JOB: Give the entries again, word for word.

Rows from a dataset:
start

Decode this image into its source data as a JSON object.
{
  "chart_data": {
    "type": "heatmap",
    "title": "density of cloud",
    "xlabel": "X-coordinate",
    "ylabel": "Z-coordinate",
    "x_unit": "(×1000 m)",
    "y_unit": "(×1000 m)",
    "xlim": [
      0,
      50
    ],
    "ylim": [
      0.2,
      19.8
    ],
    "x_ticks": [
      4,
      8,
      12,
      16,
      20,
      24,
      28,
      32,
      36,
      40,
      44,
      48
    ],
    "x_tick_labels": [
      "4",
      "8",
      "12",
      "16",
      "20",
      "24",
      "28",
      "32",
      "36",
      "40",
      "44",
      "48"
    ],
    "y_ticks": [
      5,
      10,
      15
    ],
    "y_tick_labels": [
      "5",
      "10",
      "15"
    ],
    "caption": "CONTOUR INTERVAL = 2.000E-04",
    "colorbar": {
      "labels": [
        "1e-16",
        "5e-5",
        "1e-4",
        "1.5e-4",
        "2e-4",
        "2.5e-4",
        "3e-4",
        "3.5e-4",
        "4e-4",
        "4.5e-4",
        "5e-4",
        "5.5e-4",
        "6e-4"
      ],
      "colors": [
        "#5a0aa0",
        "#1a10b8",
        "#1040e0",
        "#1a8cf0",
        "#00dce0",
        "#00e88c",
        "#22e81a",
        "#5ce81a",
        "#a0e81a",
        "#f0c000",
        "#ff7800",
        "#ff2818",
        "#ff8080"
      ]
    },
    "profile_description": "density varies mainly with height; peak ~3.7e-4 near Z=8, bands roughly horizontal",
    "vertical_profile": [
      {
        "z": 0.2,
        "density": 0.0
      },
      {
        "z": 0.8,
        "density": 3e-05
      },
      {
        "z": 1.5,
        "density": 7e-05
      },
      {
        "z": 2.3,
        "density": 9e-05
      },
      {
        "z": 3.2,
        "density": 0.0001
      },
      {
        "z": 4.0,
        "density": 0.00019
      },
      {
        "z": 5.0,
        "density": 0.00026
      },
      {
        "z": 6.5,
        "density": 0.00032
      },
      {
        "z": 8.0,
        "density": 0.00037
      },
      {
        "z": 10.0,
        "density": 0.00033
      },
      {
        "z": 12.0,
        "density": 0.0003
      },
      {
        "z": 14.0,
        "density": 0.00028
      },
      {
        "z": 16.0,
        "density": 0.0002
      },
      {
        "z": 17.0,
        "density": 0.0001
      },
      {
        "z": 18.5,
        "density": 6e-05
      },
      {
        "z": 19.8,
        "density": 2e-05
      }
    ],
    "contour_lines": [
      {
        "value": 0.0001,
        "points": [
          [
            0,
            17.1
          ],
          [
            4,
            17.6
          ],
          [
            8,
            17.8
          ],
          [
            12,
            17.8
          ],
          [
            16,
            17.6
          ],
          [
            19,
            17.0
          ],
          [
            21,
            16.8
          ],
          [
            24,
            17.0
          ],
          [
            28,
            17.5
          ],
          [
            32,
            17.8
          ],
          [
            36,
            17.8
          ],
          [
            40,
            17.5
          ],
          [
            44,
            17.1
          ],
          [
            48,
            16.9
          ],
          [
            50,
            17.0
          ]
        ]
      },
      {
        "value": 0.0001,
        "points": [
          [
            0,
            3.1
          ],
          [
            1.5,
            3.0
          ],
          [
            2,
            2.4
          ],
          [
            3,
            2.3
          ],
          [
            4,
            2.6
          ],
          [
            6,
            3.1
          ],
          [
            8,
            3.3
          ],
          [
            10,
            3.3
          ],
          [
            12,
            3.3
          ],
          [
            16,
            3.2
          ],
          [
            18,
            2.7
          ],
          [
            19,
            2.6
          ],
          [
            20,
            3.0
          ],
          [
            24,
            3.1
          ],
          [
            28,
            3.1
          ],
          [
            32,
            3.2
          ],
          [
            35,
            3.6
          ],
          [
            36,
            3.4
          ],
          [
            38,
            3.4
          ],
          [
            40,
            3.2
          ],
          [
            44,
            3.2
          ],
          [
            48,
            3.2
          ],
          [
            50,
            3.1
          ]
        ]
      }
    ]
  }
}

end

WRITTEN REPLY:
Decode this image into its source data as a JSON object.
{
  "chart_data": {
    "type": "heatmap",
    "title": "density of cloud",
    "xlabel": "X-coordinate",
    "ylabel": "Z-coordinate",
    "x_unit": "(×1000 m)",
    "y_unit": "(×1000 m)",
    "xlim": [
      0,
      50
    ],
    "ylim": [
      0.2,
      19.8
    ],
    "x_ticks": [
      4,
      8,
      12,
      16,
      20,
      24,
      28,
      32,
      36,
      40,
      44,
      48
    ],
    "x_tick_labels": [
      "4",
      "8",
      "12",
      "16",
      "20",
      "24",
      "28",
      "32",
      "36",
      "40",
      "44",
      "48"
    ],
    "y_ticks": [
      5,
      10,
      15
    ],
    "y_tick_labels": [
      "5",
      "10",
      "15"
    ],
    "caption": "CONTOUR INTERVAL = 2.000E-04",
    "colorbar": {
      "labels": [
        "1e-16",
        "5e-5",
        "1e-4",
        "1.5e-4",
        "2e-4",
        "2.5e-4",
        "3e-4",
        "3.5e-4",
        "4e-4",
        "4.5e-4",
        "5e-4",
        "5.5e-4",
        "6e-4"
      ],
      "colors": [
        "#5a0aa0",
        "#1a10b8",
        "#1040e0",
        "#1a8cf0",
        "#00dce0",
        "#00e88c",
        "#22e81a",
        "#5ce81a",
        "#a0e81a",
        "#f0c000",
        "#ff7800",
        "#ff2818",
        "#ff8080"
      ]
    },
    "profile_description": "density varies mainly with height; peak ~3.7e-4 near Z=8, bands roughly horizontal",
    "vertical_profile": [
      {
        "z": 0.2,
        "density": 0.0
      },
      {
        "z": 0.8,
        "density": 3e-05
      },
      {
        "z": 1.5,
        "density": 7e-05
      },
      {
        "z": 2.3,
        "density": 9e-05
      },
      {
        "z": 3.2,
        "density": 0.0001
      },
      {
        "z": 4.0,
        "density": 0.00019
      },
      {
        "z": 5.0,
        "density": 0.00026
      },
      {
        "z": 6.5,
        "density": 0.00032
      },
      {
        "z": 8.0,
        "density": 0.00037
      },
      {
        "z": 10.0,
        "density": 0.00033
      },
      {
        "z": 12.0,
        "density": 0.0003
      },
      {
        "z": 14.0,
        "density": 0.00028
      },
      {
        "z": 16.0,
        "density": 0.0002
      },
      {
        "z": 17.0,
        "density": 0.0001
      },
      {
        "z": 18.5,
        "density": 6e-05
      },
      {
        "z": 19.8,
        "density": 2e-05
      }
    ],
    "contour_lines": [
      {
        "value": 0.0001,
        "points": [
          [
            0,
            17.1
          ],
          [
            4,
            17.6
          ],
          [
            8,
            17.8
          ],
          [
            12,
            17.8
          ],
          [
            16,
            17.6
          ],
          [
            19,
            17.0
          ],
          [
            21,
            16.8
          ],
          [
            24,
            17.0
          ],
          [
            28,
            17.5
          ],
          [
            32,
            17.8
          ],
          [
            36,
            17.8
          ],
          [
            40,
            17.5
          ],
          [
            44,
            17.1
          ],
          [
            48,
            16.9
          ],
          [
            50,
            17.0
          ]
        ]
      },
      {
        "value": 0.0001,
        "points": [
          [
            0,
            3.1
          ],
          [
            1.5,
            3.0
          ],
          [
            2,
            2.4
          ],
          [
            3,
            2.3
          ],
          [
            4,
            2.6
          ],
          [
            6,
            3.1
          ],
          [
            8,
            3.3
          ],
          [
            10,
            3.3
          ],
          [
            12,
            3.3
          ],
          [
            16,
            3.2
          ],
          [
            18,
            2.7
          ],
          [
            19,
            2.6
          ],
          [
            20,
            3.0
          ],
          [
            24,
            3.1
          ],
          [
            28,
            3.1
          ],
          [
            32,
            3.2
          ],
          [
            35,
            3.6
          ],
          [
            36,
            3.4
          ],
          [
            38,
            3.4
          ],
          [
            40,
            3.2
          ],
          [
            44,
            3.2
          ],
          [
            48,
            3.2
          ],
          [
            50,
            3.1
          ]
        ]
      }
    ]
  }
}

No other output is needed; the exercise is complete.